Copy the listing below in full and skip every picture.

------------------------------------

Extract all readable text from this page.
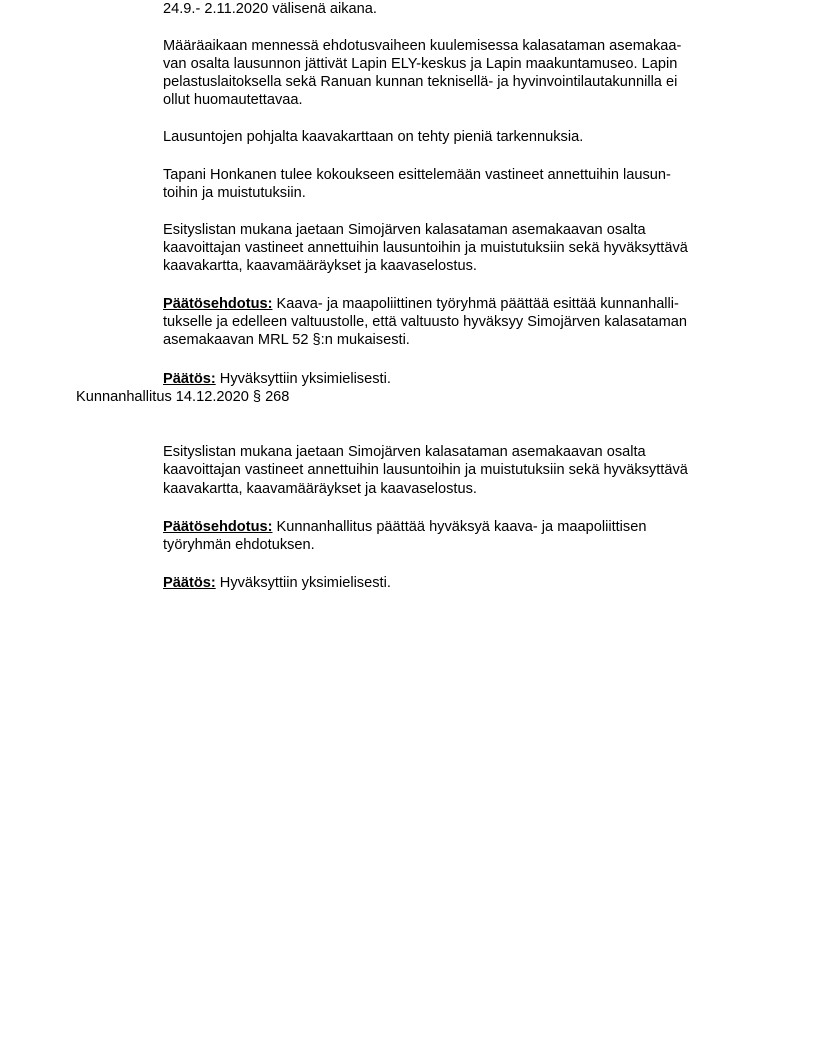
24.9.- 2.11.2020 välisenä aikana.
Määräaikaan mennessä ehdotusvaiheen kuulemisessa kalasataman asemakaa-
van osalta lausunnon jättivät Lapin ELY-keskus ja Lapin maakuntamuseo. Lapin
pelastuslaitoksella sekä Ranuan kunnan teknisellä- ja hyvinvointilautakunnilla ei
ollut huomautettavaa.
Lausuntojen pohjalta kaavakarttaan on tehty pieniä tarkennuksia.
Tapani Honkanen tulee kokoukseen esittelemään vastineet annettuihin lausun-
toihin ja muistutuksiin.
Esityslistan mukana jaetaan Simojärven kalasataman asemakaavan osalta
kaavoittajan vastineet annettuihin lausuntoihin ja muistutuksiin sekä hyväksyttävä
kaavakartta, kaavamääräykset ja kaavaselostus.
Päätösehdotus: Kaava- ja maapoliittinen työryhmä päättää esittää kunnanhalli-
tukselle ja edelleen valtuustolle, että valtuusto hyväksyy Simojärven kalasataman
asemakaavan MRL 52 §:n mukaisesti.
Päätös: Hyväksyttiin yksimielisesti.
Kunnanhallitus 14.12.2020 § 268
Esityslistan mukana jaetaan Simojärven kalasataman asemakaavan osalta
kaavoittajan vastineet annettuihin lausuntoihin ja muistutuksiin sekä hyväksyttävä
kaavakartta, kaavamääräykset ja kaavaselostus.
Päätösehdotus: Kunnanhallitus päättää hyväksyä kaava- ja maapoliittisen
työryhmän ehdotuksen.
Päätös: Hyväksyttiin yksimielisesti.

------------------------------------

### Task output
Extract all readable text from this page.
24.9.- 2.11.2020 välisenä aikana.
Määräaikaan mennessä ehdotusvaiheen kuulemisessa kalasataman asemakaa-
van osalta lausunnon jättivät Lapin ELY-keskus ja Lapin maakuntamuseo. Lapin
pelastuslaitoksella sekä Ranuan kunnan teknisellä- ja hyvinvointilautakunnilla ei
ollut huomautettavaa.
Lausuntojen pohjalta kaavakarttaan on tehty pieniä tarkennuksia.
Tapani Honkanen tulee kokoukseen esittelemään vastineet annettuihin lausun-
toihin ja muistutuksiin.
Esityslistan mukana jaetaan Simojärven kalasataman asemakaavan osalta
kaavoittajan vastineet annettuihin lausuntoihin ja muistutuksiin sekä hyväksyttävä
kaavakartta, kaavamääräykset ja kaavaselostus.
Päätösehdotus: Kaava- ja maapoliittinen työryhmä päättää esittää kunnanhalli-
tukselle ja edelleen valtuustolle, että valtuusto hyväksyy Simojärven kalasataman
asemakaavan MRL 52 §:n mukaisesti.
Päätös: Hyväksyttiin yksimielisesti.
Kunnanhallitus 14.12.2020 § 268
Esityslistan mukana jaetaan Simojärven kalasataman asemakaavan osalta
kaavoittajan vastineet annettuihin lausuntoihin ja muistutuksiin sekä hyväksyttävä
kaavakartta, kaavamääräykset ja kaavaselostus.
Päätösehdotus: Kunnanhallitus päättää hyväksyä kaava- ja maapoliittisen
työryhmän ehdotuksen.
Päätös: Hyväksyttiin yksimielisesti.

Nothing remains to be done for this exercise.